■ What you have to do: Find the line containing "Extract all readable text from this page." in the material below; copy that line and all following lines exactly.

#### Provided entries ####

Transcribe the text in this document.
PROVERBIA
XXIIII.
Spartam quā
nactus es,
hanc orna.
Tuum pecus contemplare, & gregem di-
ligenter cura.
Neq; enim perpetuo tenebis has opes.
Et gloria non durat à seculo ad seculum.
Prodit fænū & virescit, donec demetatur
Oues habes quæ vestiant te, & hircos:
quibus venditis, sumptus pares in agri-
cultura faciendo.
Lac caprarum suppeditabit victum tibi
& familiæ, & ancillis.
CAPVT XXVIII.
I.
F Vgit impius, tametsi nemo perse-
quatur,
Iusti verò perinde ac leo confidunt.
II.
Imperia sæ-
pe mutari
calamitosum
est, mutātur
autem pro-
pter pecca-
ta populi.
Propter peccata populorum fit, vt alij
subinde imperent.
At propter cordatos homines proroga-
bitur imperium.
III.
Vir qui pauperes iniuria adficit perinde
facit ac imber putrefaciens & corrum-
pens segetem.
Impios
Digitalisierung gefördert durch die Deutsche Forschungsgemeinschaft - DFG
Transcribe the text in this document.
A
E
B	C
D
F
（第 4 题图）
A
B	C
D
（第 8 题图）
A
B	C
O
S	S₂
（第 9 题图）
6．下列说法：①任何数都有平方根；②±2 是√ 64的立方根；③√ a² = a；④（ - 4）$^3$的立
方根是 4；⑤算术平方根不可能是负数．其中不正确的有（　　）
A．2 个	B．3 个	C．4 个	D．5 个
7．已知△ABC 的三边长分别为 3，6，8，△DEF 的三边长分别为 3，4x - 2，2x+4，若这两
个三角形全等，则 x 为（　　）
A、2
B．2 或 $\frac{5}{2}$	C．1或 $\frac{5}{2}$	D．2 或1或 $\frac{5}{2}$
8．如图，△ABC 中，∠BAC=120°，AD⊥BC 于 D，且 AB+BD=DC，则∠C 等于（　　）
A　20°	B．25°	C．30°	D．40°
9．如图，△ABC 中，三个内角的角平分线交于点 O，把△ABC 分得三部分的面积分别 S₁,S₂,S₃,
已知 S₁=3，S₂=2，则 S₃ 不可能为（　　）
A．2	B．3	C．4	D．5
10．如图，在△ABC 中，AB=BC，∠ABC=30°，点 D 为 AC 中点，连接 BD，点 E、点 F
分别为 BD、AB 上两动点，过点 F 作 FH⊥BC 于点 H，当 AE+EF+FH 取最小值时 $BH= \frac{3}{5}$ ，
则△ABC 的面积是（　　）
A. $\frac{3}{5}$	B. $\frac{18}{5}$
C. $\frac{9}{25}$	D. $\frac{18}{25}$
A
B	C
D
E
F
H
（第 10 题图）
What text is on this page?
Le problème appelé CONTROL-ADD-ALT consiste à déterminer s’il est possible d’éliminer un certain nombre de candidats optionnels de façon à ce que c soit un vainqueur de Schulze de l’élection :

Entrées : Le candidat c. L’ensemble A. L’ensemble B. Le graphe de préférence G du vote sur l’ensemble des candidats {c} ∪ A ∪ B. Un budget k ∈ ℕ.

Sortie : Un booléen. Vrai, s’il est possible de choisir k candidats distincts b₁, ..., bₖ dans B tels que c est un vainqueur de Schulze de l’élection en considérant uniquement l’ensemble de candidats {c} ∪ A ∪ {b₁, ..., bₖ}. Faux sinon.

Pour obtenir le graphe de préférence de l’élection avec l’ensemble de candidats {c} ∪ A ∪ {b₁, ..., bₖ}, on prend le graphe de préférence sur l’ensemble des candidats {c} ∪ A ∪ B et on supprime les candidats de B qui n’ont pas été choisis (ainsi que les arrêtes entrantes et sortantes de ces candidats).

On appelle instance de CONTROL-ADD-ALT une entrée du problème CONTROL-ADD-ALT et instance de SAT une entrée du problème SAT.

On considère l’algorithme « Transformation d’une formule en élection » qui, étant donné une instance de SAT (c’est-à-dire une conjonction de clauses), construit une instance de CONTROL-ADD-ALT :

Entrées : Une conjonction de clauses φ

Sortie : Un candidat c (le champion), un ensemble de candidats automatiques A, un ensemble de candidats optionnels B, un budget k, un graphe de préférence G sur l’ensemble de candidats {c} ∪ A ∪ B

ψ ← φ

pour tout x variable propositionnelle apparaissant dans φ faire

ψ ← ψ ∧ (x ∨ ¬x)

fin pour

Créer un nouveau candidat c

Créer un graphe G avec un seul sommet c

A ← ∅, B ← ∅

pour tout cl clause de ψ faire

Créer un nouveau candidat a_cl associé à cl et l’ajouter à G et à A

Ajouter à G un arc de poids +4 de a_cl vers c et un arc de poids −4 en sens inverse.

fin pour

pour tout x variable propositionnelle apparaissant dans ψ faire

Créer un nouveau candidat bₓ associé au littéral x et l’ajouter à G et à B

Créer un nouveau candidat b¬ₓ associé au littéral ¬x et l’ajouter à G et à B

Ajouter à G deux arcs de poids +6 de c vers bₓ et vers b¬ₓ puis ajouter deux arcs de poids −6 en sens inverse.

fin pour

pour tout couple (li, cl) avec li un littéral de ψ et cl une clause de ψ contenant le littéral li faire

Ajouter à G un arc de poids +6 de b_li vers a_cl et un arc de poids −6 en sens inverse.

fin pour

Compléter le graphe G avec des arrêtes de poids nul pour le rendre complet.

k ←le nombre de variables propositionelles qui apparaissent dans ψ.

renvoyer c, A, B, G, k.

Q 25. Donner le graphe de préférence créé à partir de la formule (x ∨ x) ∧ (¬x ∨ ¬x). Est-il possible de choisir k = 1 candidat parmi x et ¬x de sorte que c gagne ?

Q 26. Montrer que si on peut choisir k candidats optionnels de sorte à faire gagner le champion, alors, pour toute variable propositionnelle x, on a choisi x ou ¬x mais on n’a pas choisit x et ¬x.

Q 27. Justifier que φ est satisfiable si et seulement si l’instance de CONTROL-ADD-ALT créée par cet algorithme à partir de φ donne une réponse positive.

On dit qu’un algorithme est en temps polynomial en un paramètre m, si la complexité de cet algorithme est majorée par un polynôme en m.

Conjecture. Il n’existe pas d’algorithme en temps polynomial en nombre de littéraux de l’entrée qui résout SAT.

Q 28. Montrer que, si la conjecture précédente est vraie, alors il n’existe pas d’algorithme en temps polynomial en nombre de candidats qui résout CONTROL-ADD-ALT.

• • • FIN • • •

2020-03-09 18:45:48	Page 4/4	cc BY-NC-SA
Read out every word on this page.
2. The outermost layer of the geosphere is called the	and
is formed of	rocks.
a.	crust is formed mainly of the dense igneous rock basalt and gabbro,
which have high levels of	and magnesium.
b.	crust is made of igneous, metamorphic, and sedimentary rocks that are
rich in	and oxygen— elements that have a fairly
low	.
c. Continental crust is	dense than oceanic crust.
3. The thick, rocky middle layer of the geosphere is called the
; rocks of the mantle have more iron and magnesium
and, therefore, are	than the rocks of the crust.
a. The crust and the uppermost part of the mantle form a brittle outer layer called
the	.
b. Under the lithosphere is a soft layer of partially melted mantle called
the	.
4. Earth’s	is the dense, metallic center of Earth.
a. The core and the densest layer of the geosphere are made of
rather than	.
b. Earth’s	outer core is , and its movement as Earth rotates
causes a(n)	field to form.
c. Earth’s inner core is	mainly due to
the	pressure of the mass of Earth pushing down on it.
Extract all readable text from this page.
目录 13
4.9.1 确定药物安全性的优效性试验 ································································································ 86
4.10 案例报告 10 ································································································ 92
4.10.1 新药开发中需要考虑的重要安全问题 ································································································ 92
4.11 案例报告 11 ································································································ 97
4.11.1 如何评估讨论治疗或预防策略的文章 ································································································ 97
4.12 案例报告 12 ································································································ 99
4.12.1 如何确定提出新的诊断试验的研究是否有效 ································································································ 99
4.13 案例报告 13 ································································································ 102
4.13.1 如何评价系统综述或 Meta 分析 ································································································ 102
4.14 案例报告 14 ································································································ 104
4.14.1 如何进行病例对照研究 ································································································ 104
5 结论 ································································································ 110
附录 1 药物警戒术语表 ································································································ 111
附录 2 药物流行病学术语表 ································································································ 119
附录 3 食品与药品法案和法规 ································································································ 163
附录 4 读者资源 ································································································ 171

####

■ Correct output:
Extract all readable text from this page.
目录 13
4.9.1 确定药物安全性的优效性试验 ································································································ 86
4.10 案例报告 10 ································································································ 92
4.10.1 新药开发中需要考虑的重要安全问题 ································································································ 92
4.11 案例报告 11 ································································································ 97
4.11.1 如何评估讨论治疗或预防策略的文章 ································································································ 97
4.12 案例报告 12 ································································································ 99
4.12.1 如何确定提出新的诊断试验的研究是否有效 ································································································ 99
4.13 案例报告 13 ································································································ 102
4.13.1 如何评价系统综述或 Meta 分析 ································································································ 102
4.14 案例报告 14 ································································································ 104
4.14.1 如何进行病例对照研究 ································································································ 104
5 结论 ································································································ 110
附录 1 药物警戒术语表 ································································································ 111
附录 2 药物流行病学术语表 ································································································ 119
附录 3 食品与药品法案和法规 ································································································ 163
附录 4 读者资源 ································································································ 171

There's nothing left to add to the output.